* [The request] Copy out each line below exactly as it appears.

*** Dataset entries

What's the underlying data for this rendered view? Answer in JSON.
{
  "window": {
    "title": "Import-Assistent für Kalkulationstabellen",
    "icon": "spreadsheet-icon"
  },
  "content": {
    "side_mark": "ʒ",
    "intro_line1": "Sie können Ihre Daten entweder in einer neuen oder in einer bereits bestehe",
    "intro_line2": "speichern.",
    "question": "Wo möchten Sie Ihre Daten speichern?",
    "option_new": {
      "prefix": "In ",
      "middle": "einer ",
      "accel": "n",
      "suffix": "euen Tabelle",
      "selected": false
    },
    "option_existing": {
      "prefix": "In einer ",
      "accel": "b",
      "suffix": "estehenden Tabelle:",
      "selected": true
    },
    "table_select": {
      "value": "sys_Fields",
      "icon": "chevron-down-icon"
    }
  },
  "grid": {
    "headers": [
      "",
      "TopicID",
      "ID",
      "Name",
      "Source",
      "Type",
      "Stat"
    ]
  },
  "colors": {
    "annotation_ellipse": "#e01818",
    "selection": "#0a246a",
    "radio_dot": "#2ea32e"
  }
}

******

* [Solution]
What's the underlying data for this rendered view? Answer in JSON.
{
  "window": {
    "title": "Import-Assistent für Kalkulationstabellen",
    "icon": "spreadsheet-icon"
  },
  "content": {
    "side_mark": "ʒ",
    "intro_line1": "Sie können Ihre Daten entweder in einer neuen oder in einer bereits bestehe",
    "intro_line2": "speichern.",
    "question": "Wo möchten Sie Ihre Daten speichern?",
    "option_new": {
      "prefix": "In ",
      "middle": "einer ",
      "accel": "n",
      "suffix": "euen Tabelle",
      "selected": false
    },
    "option_existing": {
      "prefix": "In einer ",
      "accel": "b",
      "suffix": "estehenden Tabelle:",
      "selected": true
    },
    "table_select": {
      "value": "sys_Fields",
      "icon": "chevron-down-icon"
    }
  },
  "grid": {
    "headers": [
      "",
      "TopicID",
      "ID",
      "Name",
      "Source",
      "Type",
      "Stat"
    ]
  },
  "colors": {
    "annotation_ellipse": "#e01818",
    "selection": "#0a246a",
    "radio_dot": "#2ea32e"
  }
}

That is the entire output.